Aim:
Count how many lines contain the word "from". Please give only the number.

— START —

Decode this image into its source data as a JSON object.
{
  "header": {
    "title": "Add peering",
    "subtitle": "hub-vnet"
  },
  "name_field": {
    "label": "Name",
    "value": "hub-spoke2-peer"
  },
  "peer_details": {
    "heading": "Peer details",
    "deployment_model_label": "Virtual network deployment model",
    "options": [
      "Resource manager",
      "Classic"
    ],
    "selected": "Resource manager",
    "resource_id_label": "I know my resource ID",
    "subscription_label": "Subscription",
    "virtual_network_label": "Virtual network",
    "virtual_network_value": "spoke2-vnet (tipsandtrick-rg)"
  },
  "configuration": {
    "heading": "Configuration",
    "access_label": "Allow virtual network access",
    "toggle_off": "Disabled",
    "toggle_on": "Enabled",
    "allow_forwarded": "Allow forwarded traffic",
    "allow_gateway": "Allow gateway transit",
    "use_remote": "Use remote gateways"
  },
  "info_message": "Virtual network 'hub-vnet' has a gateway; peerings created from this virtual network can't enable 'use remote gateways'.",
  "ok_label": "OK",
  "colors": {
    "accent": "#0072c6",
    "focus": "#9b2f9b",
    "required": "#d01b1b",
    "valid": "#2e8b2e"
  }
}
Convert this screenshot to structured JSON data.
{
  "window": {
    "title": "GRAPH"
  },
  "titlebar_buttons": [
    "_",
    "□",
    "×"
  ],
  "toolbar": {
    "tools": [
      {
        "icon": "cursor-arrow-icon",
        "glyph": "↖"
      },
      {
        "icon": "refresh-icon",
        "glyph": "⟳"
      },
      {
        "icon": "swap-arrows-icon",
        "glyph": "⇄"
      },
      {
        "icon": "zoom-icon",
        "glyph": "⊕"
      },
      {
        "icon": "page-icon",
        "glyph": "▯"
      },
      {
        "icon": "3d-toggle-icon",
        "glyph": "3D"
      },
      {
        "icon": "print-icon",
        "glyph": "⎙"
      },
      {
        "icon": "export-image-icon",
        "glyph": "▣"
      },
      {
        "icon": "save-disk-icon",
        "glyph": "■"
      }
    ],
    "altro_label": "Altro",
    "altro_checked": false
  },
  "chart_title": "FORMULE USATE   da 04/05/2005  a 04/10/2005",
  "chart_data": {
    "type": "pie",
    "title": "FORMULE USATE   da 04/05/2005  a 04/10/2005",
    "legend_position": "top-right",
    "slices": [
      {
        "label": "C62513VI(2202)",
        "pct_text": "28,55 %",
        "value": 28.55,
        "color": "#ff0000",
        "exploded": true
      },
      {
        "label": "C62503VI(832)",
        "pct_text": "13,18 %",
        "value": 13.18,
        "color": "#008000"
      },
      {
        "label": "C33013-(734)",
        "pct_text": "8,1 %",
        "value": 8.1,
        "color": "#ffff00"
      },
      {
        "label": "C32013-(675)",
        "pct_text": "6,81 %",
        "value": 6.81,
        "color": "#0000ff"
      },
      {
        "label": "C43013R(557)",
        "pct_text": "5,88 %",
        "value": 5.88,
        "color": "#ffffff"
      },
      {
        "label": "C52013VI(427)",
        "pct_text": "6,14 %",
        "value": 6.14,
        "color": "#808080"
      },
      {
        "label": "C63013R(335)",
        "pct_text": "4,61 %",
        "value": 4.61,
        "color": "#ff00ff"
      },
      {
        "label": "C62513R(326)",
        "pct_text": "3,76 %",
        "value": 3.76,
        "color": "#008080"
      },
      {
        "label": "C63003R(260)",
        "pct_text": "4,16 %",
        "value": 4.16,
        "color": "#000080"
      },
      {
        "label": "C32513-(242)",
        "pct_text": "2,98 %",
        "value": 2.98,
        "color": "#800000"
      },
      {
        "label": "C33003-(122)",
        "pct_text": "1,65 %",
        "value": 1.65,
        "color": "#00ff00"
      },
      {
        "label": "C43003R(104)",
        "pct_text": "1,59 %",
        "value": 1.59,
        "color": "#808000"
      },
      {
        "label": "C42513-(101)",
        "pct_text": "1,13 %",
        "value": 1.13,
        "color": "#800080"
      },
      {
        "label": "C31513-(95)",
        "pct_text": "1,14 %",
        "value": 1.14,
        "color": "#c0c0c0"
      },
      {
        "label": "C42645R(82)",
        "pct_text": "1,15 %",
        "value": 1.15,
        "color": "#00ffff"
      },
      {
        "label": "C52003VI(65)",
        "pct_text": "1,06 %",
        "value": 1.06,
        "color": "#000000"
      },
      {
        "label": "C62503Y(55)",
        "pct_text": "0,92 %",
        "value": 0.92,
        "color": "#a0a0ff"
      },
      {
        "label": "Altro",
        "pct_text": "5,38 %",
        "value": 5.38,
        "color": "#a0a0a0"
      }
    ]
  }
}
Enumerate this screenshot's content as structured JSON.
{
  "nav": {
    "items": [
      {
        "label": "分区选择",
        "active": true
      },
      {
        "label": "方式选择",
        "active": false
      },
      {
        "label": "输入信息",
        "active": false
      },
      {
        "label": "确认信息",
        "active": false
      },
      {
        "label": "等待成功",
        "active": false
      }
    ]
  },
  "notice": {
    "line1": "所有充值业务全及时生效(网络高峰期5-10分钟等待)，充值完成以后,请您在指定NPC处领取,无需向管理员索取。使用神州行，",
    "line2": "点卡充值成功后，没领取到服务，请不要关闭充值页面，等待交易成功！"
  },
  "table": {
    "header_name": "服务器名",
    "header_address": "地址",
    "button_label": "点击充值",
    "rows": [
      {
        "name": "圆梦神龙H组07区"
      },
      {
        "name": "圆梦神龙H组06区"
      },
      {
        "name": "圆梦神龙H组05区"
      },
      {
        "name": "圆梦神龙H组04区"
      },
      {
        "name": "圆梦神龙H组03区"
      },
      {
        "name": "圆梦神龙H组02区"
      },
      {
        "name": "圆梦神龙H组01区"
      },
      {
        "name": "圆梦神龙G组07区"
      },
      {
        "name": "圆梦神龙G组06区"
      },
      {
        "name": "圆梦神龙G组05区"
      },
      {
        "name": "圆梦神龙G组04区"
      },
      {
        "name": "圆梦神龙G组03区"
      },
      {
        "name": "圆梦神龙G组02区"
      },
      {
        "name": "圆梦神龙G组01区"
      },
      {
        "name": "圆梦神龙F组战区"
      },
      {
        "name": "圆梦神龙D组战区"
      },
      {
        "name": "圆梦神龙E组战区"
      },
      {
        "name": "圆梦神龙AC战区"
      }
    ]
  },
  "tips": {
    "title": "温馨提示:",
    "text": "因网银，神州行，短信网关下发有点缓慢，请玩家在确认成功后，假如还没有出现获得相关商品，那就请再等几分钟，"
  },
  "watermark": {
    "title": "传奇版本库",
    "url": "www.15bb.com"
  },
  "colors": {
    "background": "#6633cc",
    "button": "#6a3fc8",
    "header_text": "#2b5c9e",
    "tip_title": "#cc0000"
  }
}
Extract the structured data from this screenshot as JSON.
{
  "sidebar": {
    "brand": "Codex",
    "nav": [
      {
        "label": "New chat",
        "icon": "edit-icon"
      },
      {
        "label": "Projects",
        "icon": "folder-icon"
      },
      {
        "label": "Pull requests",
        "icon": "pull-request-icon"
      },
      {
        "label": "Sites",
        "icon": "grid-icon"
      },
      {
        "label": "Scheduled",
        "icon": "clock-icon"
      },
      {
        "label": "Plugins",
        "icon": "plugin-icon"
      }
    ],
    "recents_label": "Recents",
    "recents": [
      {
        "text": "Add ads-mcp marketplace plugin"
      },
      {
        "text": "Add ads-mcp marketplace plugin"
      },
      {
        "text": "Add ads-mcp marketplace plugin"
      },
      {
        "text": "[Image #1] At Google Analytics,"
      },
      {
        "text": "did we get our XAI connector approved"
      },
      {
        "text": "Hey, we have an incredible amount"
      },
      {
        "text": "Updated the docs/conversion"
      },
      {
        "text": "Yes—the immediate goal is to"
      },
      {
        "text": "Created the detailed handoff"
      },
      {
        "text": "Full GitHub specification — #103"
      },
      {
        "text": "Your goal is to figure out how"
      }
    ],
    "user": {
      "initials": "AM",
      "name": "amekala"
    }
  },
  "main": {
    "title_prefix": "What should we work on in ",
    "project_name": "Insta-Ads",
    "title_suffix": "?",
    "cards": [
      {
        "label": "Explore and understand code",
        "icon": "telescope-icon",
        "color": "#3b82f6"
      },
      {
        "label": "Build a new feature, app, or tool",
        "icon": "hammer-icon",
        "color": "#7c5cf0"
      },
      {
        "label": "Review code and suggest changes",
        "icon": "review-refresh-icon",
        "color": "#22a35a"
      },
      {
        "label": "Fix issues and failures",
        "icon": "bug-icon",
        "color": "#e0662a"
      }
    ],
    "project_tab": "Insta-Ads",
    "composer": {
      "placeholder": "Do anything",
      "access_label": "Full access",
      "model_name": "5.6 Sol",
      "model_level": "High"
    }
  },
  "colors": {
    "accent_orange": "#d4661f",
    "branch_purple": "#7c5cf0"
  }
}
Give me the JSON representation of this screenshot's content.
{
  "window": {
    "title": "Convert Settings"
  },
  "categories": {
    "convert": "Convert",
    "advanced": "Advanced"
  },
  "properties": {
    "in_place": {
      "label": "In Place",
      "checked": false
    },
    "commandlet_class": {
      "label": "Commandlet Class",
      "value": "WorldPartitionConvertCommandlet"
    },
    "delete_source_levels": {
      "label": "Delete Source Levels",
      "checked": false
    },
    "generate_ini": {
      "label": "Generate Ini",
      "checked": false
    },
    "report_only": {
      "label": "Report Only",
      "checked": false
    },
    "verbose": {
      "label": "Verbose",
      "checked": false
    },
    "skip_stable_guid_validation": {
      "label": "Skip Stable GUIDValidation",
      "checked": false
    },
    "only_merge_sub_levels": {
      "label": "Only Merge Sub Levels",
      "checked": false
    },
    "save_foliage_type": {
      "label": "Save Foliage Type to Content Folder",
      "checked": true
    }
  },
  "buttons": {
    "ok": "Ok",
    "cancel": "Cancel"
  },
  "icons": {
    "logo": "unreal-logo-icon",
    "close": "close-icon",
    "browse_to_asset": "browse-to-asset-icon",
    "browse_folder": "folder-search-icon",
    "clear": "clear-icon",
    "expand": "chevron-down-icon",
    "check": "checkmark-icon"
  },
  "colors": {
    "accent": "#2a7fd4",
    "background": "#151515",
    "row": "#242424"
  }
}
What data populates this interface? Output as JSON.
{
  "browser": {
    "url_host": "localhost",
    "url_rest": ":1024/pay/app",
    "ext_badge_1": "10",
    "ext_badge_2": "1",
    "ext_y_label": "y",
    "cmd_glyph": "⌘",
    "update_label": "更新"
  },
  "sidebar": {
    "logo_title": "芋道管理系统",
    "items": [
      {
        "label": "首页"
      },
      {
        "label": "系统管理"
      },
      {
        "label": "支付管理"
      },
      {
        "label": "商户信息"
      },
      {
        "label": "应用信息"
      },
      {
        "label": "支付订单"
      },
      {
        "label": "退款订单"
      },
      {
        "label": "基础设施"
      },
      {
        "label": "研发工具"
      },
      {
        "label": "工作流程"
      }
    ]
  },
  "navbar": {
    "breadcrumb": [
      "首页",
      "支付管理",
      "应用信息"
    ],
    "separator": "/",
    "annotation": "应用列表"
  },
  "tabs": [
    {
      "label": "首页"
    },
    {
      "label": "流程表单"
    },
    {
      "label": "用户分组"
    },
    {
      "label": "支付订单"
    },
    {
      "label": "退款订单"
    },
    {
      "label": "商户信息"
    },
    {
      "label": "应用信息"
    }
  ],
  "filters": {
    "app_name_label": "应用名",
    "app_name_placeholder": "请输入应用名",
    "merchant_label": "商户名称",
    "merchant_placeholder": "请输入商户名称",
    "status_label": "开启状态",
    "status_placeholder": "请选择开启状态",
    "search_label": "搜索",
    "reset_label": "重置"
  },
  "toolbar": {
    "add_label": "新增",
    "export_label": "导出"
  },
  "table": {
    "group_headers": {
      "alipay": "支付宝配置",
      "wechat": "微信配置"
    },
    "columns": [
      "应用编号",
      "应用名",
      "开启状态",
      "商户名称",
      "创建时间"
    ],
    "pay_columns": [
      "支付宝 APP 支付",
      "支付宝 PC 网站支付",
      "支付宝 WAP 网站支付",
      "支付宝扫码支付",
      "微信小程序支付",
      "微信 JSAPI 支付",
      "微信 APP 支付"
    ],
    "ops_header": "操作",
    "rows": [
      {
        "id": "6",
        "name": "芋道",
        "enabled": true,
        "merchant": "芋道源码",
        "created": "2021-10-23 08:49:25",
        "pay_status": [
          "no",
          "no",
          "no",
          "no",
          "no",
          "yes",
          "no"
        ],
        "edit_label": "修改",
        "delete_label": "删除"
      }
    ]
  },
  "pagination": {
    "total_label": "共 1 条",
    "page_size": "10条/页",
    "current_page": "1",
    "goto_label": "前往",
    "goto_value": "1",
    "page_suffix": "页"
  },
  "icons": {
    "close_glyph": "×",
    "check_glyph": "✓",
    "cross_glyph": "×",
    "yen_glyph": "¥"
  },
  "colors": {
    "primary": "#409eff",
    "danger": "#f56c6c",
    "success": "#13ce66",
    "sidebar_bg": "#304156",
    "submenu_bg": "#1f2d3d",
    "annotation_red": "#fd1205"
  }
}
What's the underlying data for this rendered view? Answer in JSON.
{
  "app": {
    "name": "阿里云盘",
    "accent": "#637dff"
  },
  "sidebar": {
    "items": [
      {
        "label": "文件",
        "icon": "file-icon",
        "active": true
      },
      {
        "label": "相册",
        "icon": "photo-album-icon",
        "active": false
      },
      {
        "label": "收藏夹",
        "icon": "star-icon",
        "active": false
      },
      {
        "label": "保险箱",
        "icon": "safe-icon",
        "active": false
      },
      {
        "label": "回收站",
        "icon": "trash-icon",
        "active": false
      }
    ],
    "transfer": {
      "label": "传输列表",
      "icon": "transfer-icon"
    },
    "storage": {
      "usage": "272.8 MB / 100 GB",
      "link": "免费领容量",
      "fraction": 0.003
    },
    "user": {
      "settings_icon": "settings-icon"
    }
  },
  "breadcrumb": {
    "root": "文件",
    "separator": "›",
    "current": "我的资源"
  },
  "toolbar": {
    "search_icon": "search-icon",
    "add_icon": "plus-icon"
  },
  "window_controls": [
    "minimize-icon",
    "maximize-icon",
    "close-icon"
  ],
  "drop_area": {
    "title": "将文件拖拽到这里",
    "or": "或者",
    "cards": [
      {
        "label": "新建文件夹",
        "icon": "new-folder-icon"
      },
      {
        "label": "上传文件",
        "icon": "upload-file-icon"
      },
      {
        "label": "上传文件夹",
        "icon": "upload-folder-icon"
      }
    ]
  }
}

— END —

Right answer:
2